[What to produce]
Copy every record word for word.

[Rows]
** Start **
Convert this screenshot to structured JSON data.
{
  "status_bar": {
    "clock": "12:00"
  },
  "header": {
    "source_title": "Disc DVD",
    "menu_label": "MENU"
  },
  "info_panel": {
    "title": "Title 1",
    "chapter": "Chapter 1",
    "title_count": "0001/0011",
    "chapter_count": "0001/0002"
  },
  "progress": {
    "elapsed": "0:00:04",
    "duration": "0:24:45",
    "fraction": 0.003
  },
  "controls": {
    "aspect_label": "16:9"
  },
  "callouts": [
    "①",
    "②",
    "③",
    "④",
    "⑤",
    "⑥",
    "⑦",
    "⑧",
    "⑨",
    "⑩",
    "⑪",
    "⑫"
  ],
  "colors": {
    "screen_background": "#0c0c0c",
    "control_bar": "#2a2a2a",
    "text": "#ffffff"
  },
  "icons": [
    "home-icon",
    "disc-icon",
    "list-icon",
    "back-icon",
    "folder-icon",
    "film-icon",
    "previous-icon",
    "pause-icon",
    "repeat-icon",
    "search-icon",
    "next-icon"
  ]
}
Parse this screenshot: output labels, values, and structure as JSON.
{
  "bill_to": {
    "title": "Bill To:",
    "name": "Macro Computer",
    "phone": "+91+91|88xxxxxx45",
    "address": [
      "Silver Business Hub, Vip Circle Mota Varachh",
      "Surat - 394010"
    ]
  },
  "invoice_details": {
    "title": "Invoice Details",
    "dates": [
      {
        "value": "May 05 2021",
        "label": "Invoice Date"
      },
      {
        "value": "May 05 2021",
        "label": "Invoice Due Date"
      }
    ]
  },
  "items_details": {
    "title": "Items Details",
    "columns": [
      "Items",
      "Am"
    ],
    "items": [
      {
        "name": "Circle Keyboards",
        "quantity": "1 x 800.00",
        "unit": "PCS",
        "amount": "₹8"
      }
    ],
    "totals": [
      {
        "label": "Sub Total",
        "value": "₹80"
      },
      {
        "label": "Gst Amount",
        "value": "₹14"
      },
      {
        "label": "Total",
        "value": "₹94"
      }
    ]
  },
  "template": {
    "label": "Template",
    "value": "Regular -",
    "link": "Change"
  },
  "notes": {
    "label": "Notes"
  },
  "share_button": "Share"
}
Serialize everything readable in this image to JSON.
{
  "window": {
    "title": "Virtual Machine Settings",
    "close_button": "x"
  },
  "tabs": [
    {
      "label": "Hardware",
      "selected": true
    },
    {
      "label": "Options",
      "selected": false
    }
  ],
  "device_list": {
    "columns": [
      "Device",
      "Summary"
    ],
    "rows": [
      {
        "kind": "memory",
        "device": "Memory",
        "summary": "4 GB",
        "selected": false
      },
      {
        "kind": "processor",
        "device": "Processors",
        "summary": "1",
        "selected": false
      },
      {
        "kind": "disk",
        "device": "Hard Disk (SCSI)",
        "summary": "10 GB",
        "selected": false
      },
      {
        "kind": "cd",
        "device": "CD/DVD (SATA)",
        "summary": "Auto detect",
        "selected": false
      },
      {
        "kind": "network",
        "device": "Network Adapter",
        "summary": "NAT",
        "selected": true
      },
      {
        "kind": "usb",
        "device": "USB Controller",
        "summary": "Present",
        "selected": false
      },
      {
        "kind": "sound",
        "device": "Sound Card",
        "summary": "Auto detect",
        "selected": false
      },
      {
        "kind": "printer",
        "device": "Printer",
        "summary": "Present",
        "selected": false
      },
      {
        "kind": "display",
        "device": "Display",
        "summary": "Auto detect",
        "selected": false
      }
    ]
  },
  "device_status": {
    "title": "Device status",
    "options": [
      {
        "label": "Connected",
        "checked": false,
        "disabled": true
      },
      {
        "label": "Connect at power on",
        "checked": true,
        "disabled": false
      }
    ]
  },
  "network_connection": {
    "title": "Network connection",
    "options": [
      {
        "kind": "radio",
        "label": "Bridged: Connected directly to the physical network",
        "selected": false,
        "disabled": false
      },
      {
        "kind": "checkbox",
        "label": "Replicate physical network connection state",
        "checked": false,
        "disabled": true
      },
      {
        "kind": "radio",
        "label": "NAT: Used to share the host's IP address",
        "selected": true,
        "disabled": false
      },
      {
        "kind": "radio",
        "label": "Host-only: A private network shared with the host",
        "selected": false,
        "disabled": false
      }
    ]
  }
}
** End **
[Response]
Convert this screenshot to structured JSON data.
{
  "status_bar": {
    "clock": "12:00"
  },
  "header": {
    "source_title": "Disc DVD",
    "menu_label": "MENU"
  },
  "info_panel": {
    "title": "Title 1",
    "chapter": "Chapter 1",
    "title_count": "0001/0011",
    "chapter_count": "0001/0002"
  },
  "progress": {
    "elapsed": "0:00:04",
    "duration": "0:24:45",
    "fraction": 0.003
  },
  "controls": {
    "aspect_label": "16:9"
  },
  "callouts": [
    "①",
    "②",
    "③",
    "④",
    "⑤",
    "⑥",
    "⑦",
    "⑧",
    "⑨",
    "⑩",
    "⑪",
    "⑫"
  ],
  "colors": {
    "screen_background": "#0c0c0c",
    "control_bar": "#2a2a2a",
    "text": "#ffffff"
  },
  "icons": [
    "home-icon",
    "disc-icon",
    "list-icon",
    "back-icon",
    "folder-icon",
    "film-icon",
    "previous-icon",
    "pause-icon",
    "repeat-icon",
    "search-icon",
    "next-icon"
  ]
}
Parse this screenshot: output labels, values, and structure as JSON.
{
  "bill_to": {
    "title": "Bill To:",
    "name": "Macro Computer",
    "phone": "+91+91|88xxxxxx45",
    "address": [
      "Silver Business Hub, Vip Circle Mota Varachh",
      "Surat - 394010"
    ]
  },
  "invoice_details": {
    "title": "Invoice Details",
    "dates": [
      {
        "value": "May 05 2021",
        "label": "Invoice Date"
      },
      {
        "value": "May 05 2021",
        "label": "Invoice Due Date"
      }
    ]
  },
  "items_details": {
    "title": "Items Details",
    "columns": [
      "Items",
      "Am"
    ],
    "items": [
      {
        "name": "Circle Keyboards",
        "quantity": "1 x 800.00",
        "unit": "PCS",
        "amount": "₹8"
      }
    ],
    "totals": [
      {
        "label": "Sub Total",
        "value": "₹80"
      },
      {
        "label": "Gst Amount",
        "value": "₹14"
      },
      {
        "label": "Total",
        "value": "₹94"
      }
    ]
  },
  "template": {
    "label": "Template",
    "value": "Regular -",
    "link": "Change"
  },
  "notes": {
    "label": "Notes"
  },
  "share_button": "Share"
}
Serialize everything readable in this image to JSON.
{
  "window": {
    "title": "Virtual Machine Settings",
    "close_button": "x"
  },
  "tabs": [
    {
      "label": "Hardware",
      "selected": true
    },
    {
      "label": "Options",
      "selected": false
    }
  ],
  "device_list": {
    "columns": [
      "Device",
      "Summary"
    ],
    "rows": [
      {
        "kind": "memory",
        "device": "Memory",
        "summary": "4 GB",
        "selected": false
      },
      {
        "kind": "processor",
        "device": "Processors",
        "summary": "1",
        "selected": false
      },
      {
        "kind": "disk",
        "device": "Hard Disk (SCSI)",
        "summary": "10 GB",
        "selected": false
      },
      {
        "kind": "cd",
        "device": "CD/DVD (SATA)",
        "summary": "Auto detect",
        "selected": false
      },
      {
        "kind": "network",
        "device": "Network Adapter",
        "summary": "NAT",
        "selected": true
      },
      {
        "kind": "usb",
        "device": "USB Controller",
        "summary": "Present",
        "selected": false
      },
      {
        "kind": "sound",
        "device": "Sound Card",
        "summary": "Auto detect",
        "selected": false
      },
      {
        "kind": "printer",
        "device": "Printer",
        "summary": "Present",
        "selected": false
      },
      {
        "kind": "display",
        "device": "Display",
        "summary": "Auto detect",
        "selected": false
      }
    ]
  },
  "device_status": {
    "title": "Device status",
    "options": [
      {
        "label": "Connected",
        "checked": false,
        "disabled": true
      },
      {
        "label": "Connect at power on",
        "checked": true,
        "disabled": false
      }
    ]
  },
  "network_connection": {
    "title": "Network connection",
    "options": [
      {
        "kind": "radio",
        "label": "Bridged: Connected directly to the physical network",
        "selected": false,
        "disabled": false
      },
      {
        "kind": "checkbox",
        "label": "Replicate physical network connection state",
        "checked": false,
        "disabled": true
      },
      {
        "kind": "radio",
        "label": "NAT: Used to share the host's IP address",
        "selected": true,
        "disabled": false
      },
      {
        "kind": "radio",
        "label": "Host-only: A private network shared with the host",
        "selected": false,
        "disabled": false
      }
    ]
  }
}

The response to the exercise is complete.